▶ **Short task**
Where a line contains the string "JSON", copy that line.

▶ **Collected data entries**
• • •

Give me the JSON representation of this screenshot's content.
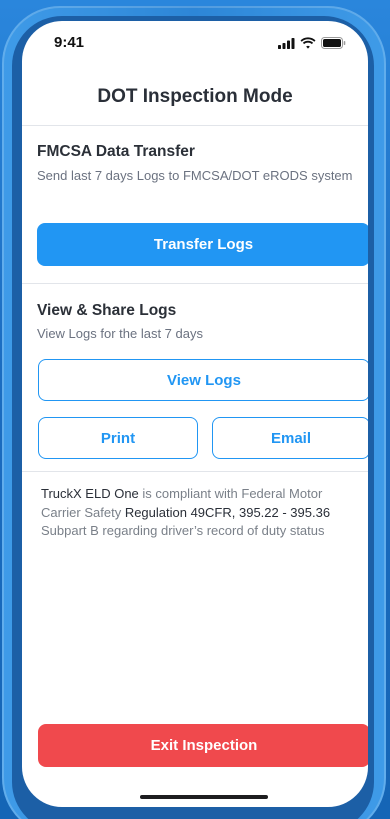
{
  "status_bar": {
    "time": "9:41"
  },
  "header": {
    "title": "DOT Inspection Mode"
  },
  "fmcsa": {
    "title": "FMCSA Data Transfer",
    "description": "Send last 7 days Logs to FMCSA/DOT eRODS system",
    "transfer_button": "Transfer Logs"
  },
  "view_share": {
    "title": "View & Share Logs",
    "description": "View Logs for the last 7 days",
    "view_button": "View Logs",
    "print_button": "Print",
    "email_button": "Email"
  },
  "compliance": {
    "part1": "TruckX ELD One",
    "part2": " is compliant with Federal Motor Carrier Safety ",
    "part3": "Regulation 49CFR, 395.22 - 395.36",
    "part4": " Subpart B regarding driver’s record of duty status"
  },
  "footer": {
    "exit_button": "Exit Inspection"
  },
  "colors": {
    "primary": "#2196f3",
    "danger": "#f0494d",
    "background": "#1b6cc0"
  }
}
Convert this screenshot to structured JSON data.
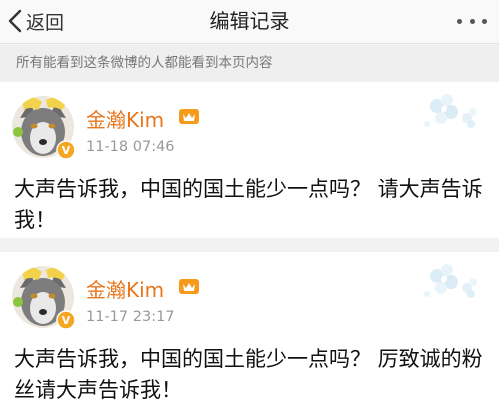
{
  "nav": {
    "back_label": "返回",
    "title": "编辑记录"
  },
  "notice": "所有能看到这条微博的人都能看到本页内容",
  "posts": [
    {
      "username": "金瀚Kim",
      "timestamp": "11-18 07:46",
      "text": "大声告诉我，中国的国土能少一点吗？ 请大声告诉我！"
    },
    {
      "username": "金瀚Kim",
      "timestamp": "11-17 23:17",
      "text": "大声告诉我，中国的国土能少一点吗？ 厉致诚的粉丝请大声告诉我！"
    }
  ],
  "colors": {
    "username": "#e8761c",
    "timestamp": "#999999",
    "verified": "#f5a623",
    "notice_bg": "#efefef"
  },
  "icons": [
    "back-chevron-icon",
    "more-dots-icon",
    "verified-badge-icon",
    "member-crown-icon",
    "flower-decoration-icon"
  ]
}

• • •

▶ **Result of this task**
Give me the JSON representation of this screenshot's content.
Convert this screenshot to structured JSON data.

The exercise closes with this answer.